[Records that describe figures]
┄┄┄┄┄┄
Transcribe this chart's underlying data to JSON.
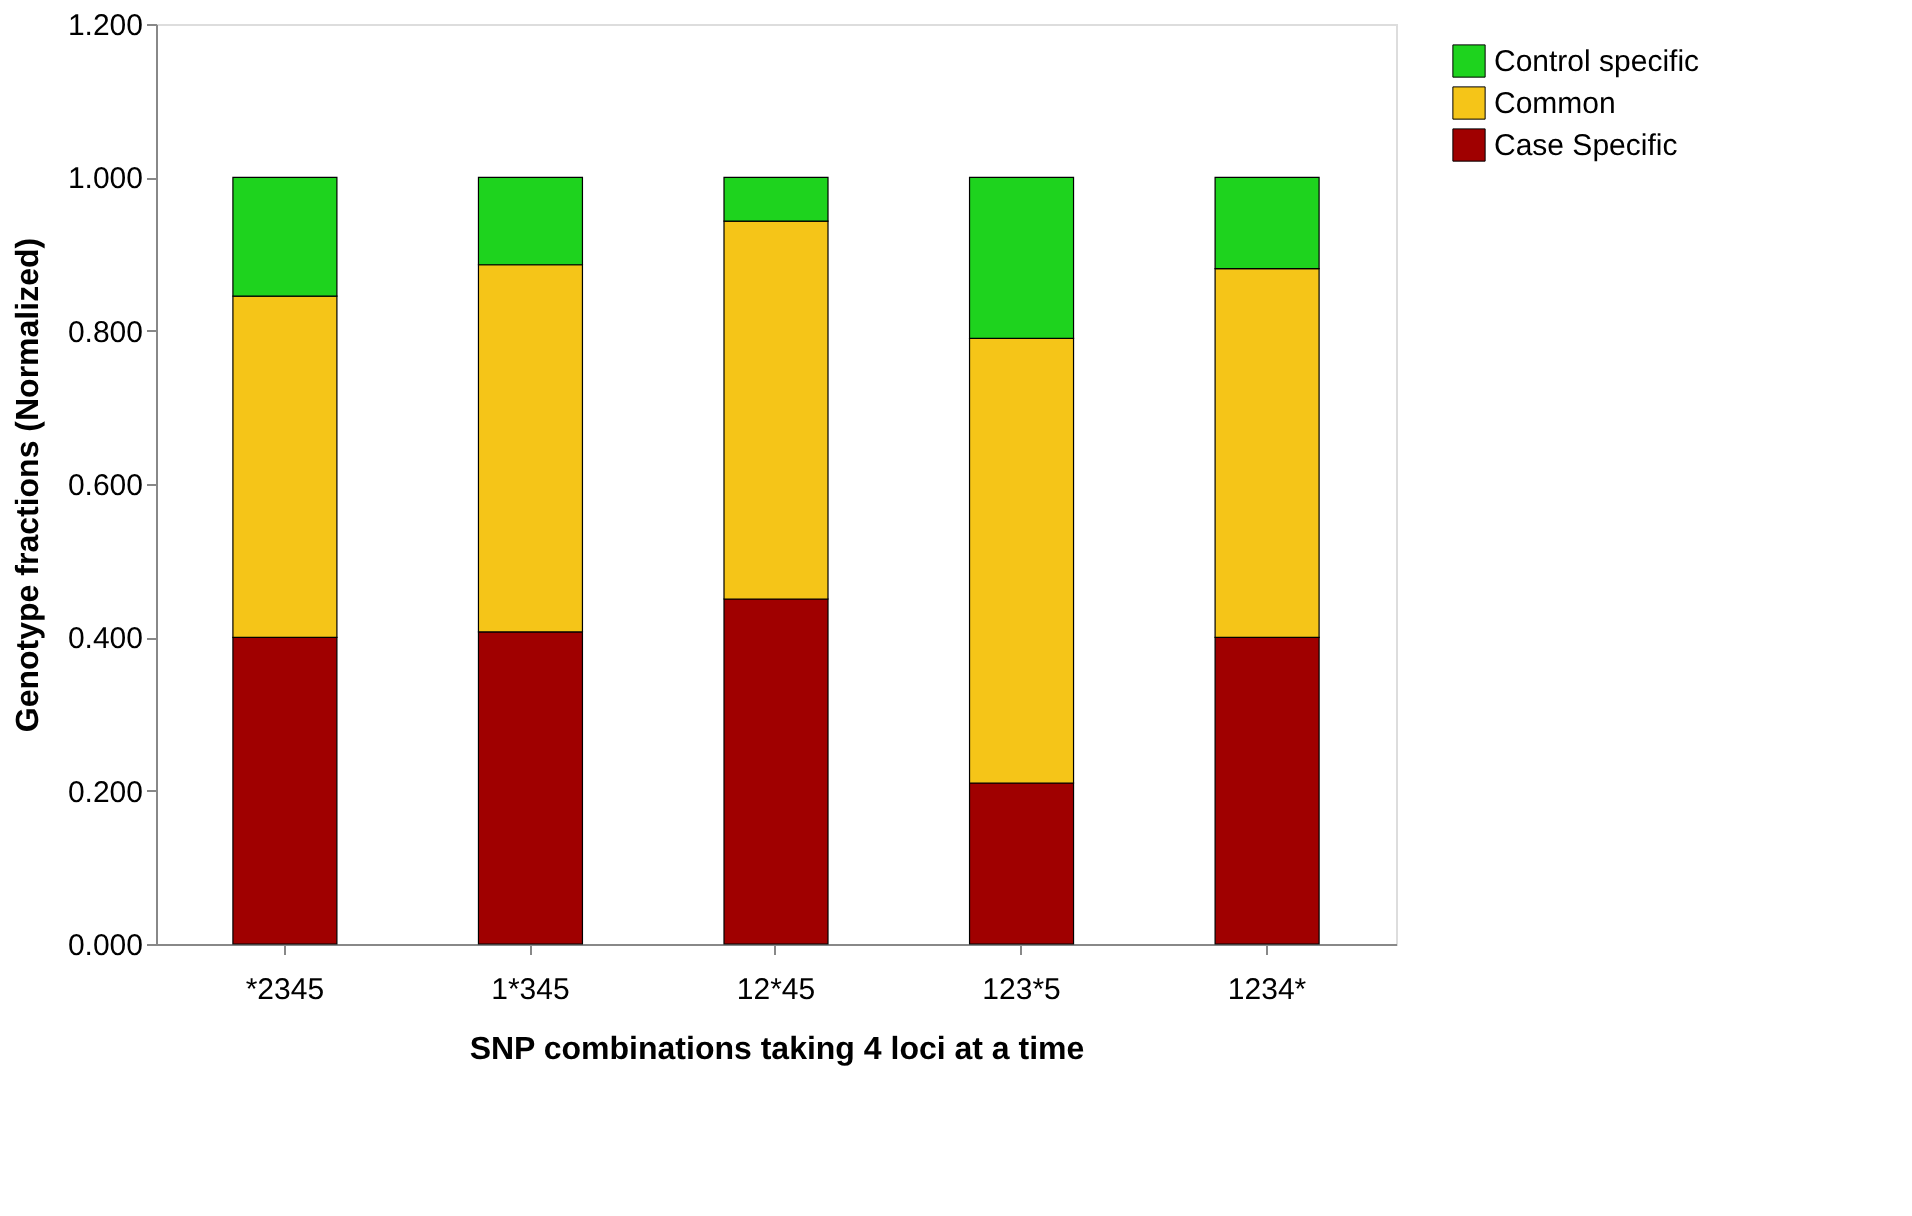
{
  "chart_data": {
    "type": "bar",
    "stacked": true,
    "xlabel": "SNP combinations taking 4 loci at a time",
    "ylabel": "Genotype fractions (Normalized)",
    "categories": [
      "*2345",
      "1*345",
      "12*45",
      "123*5",
      "1234*"
    ],
    "series": [
      {
        "name": "Case Specific",
        "color": "#a00000",
        "values": [
          0.4,
          0.407,
          0.45,
          0.21,
          0.4
        ]
      },
      {
        "name": "Common",
        "color": "#f5c518",
        "values": [
          0.445,
          0.479,
          0.493,
          0.58,
          0.481
        ]
      },
      {
        "name": "Control specific",
        "color": "#1ed31e",
        "values": [
          0.155,
          0.114,
          0.057,
          0.21,
          0.119
        ]
      }
    ],
    "ylim": [
      0,
      1.2
    ],
    "yticks": [
      {
        "value": 0,
        "label": "0.000"
      },
      {
        "value": 0.2,
        "label": "0.200"
      },
      {
        "value": 0.4,
        "label": "0.400"
      },
      {
        "value": 0.6,
        "label": "0.600"
      },
      {
        "value": 0.8,
        "label": "0.800"
      },
      {
        "value": 1.0,
        "label": "1.000"
      },
      {
        "value": 1.2,
        "label": "1.200"
      }
    ],
    "grid": false,
    "legend": "right"
  }
}
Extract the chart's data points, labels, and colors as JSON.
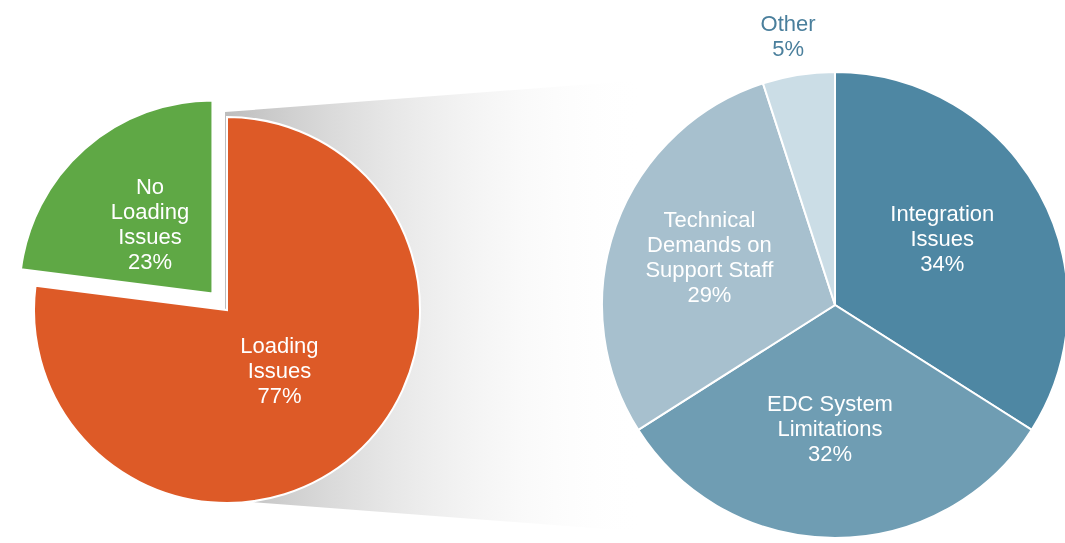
{
  "chart_data": [
    {
      "type": "pie",
      "categories": [
        "Loading Issues",
        "No Loading Issues"
      ],
      "values": [
        77,
        23
      ],
      "colors": [
        "#dd5a27",
        "#5fa845"
      ],
      "value_labels": [
        "77%",
        "23%"
      ]
    },
    {
      "type": "pie",
      "categories": [
        "Integration Issues",
        "EDC System Limitations",
        "Technical Demands on Support Staff",
        "Other"
      ],
      "values": [
        34,
        32,
        29,
        5
      ],
      "colors": [
        "#4e87a3",
        "#6f9db3",
        "#a7c0ce",
        "#cbdde6"
      ],
      "value_labels": [
        "34%",
        "32%",
        "29%",
        "5%"
      ]
    }
  ]
}
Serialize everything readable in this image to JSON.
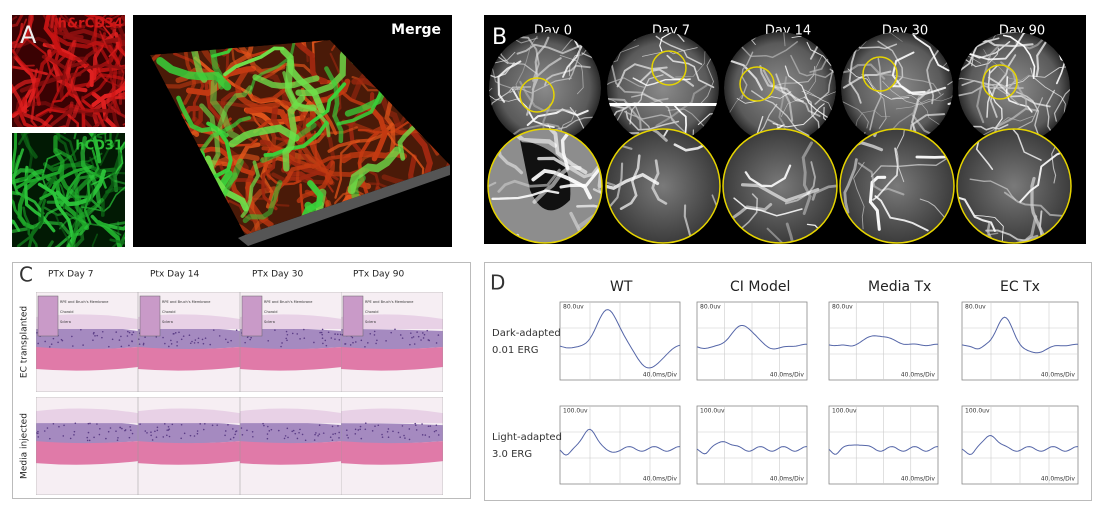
{
  "panels": {
    "A": {
      "label": "A",
      "channels": [
        "h&rCD34",
        "hCD31"
      ],
      "merge": "Merge"
    },
    "B": {
      "label": "B",
      "days": [
        "Day 0",
        "Day 7",
        "Day 14",
        "Day 30",
        "Day 90"
      ]
    },
    "C": {
      "label": "C",
      "columns": [
        "PTx Day 7",
        "Ptx Day 14",
        "PTx Day 30",
        "PTx Day 90"
      ],
      "rows": [
        "EC transplanted",
        "Media injected"
      ],
      "inset_labels": [
        "RPE and Bruch's Membrane",
        "Choroid",
        "Sclera"
      ]
    },
    "D": {
      "label": "D",
      "columns": [
        "WT",
        "CI Model",
        "Media Tx",
        "EC Tx"
      ],
      "rows": [
        {
          "line1": "Dark-adapted",
          "line2": "0.01 ERG",
          "scale": "80.0uv"
        },
        {
          "line1": "Light-adapted",
          "line2": "3.0 ERG",
          "scale": "100.0uv"
        }
      ],
      "time_scale": "40.0ms/Div"
    }
  }
}
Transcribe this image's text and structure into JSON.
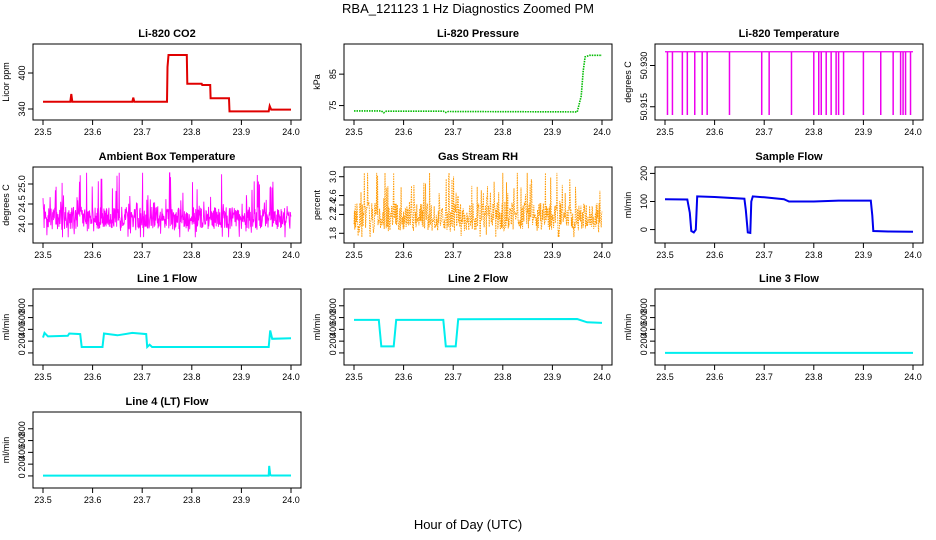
┄┄┄┄┄┄
What is needed :: Copy out each line exactly, without the pictures.

Correct result ::
Transcribe this chart's underlying data to JSON.
{
  "chart_data": {
    "type": "bar",
    "stacked": true,
    "xlabel": "SNP combinations taking 4 loci at a time",
    "ylabel": "Genotype fractions (Normalized)",
    "categories": [
      "*2345",
      "1*345",
      "12*45",
      "123*5",
      "1234*"
    ],
    "series": [
      {
        "name": "Case Specific",
        "color": "#a00000",
        "values": [
          0.4,
          0.407,
          0.45,
          0.21,
          0.4
        ]
      },
      {
        "name": "Common",
        "color": "#f5c518",
        "values": [
          0.445,
          0.479,
          0.493,
          0.58,
          0.481
        ]
      },
      {
        "name": "Control specific",
        "color": "#1ed31e",
        "values": [
          0.155,
          0.114,
          0.057,
          0.21,
          0.119
        ]
      }
    ],
    "ylim": [
      0,
      1.2
    ],
    "yticks": [
      {
        "value": 0,
        "label": "0.000"
      },
      {
        "value": 0.2,
        "label": "0.200"
      },
      {
        "value": 0.4,
        "label": "0.400"
      },
      {
        "value": 0.6,
        "label": "0.600"
      },
      {
        "value": 0.8,
        "label": "0.800"
      },
      {
        "value": 1.0,
        "label": "1.000"
      },
      {
        "value": 1.2,
        "label": "1.200"
      }
    ],
    "grid": false,
    "legend": "right"
  }
}
Extract the chart's data points, labels, and colors as JSON.
{
  "chart_data": [
    {
      "type": "pie",
      "categories": [
        "Loading Issues",
        "No Loading Issues"
      ],
      "values": [
        77,
        23
      ],
      "colors": [
        "#dd5a27",
        "#5fa845"
      ],
      "value_labels": [
        "77%",
        "23%"
      ]
    },
    {
      "type": "pie",
      "categories": [
        "Integration Issues",
        "EDC System Limitations",
        "Technical Demands on Support Staff",
        "Other"
      ],
      "values": [
        34,
        32,
        29,
        5
      ],
      "colors": [
        "#4e87a3",
        "#6f9db3",
        "#a7c0ce",
        "#cbdde6"
      ],
      "value_labels": [
        "34%",
        "32%",
        "29%",
        "5%"
      ]
    }
  ]
}
Serialize everything readable in this image to JSON.
{
  "panels": {
    "A": {
      "label": "A",
      "channels": [
        "h&rCD34",
        "hCD31"
      ],
      "merge": "Merge"
    },
    "B": {
      "label": "B",
      "days": [
        "Day 0",
        "Day 7",
        "Day 14",
        "Day 30",
        "Day 90"
      ]
    },
    "C": {
      "label": "C",
      "columns": [
        "PTx Day 7",
        "Ptx Day 14",
        "PTx Day 30",
        "PTx Day 90"
      ],
      "rows": [
        "EC transplanted",
        "Media injected"
      ],
      "inset_labels": [
        "RPE and Bruch's Membrane",
        "Choroid",
        "Sclera"
      ]
    },
    "D": {
      "label": "D",
      "columns": [
        "WT",
        "CI Model",
        "Media Tx",
        "EC Tx"
      ],
      "rows": [
        {
          "line1": "Dark-adapted",
          "line2": "0.01 ERG",
          "scale": "80.0uv"
        },
        {
          "line1": "Light-adapted",
          "line2": "3.0 ERG",
          "scale": "100.0uv"
        }
      ],
      "time_scale": "40.0ms/Div"
    }
  }
}
Transcribe this image's text and structure into JSON.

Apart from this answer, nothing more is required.